-- What you need to do --
Only the number is wanted: how many lines contain "Moneda"?

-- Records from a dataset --
= = =

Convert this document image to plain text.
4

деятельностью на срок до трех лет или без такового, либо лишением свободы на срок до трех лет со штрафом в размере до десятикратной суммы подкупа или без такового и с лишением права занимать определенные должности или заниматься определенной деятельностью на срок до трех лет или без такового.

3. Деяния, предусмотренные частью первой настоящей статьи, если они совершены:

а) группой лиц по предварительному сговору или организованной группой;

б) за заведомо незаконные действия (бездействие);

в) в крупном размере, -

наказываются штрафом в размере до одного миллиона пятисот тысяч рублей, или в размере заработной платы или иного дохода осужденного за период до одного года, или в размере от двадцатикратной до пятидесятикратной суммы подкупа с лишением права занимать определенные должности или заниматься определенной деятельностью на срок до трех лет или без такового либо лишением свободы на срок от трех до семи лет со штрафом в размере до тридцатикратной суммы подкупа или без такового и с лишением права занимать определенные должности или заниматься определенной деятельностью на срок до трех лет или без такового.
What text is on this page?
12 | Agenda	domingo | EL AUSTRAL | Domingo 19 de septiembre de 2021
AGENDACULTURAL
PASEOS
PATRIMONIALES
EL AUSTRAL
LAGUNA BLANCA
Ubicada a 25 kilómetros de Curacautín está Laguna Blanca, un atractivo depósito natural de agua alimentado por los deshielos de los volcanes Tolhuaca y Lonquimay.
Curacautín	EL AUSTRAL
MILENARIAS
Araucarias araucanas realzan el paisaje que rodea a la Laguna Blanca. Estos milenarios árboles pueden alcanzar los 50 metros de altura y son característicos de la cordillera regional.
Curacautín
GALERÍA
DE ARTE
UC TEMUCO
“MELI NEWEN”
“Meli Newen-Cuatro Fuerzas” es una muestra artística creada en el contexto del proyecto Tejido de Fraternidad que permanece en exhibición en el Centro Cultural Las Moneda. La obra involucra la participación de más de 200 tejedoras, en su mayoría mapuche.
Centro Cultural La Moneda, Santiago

= = =

-- Output --
2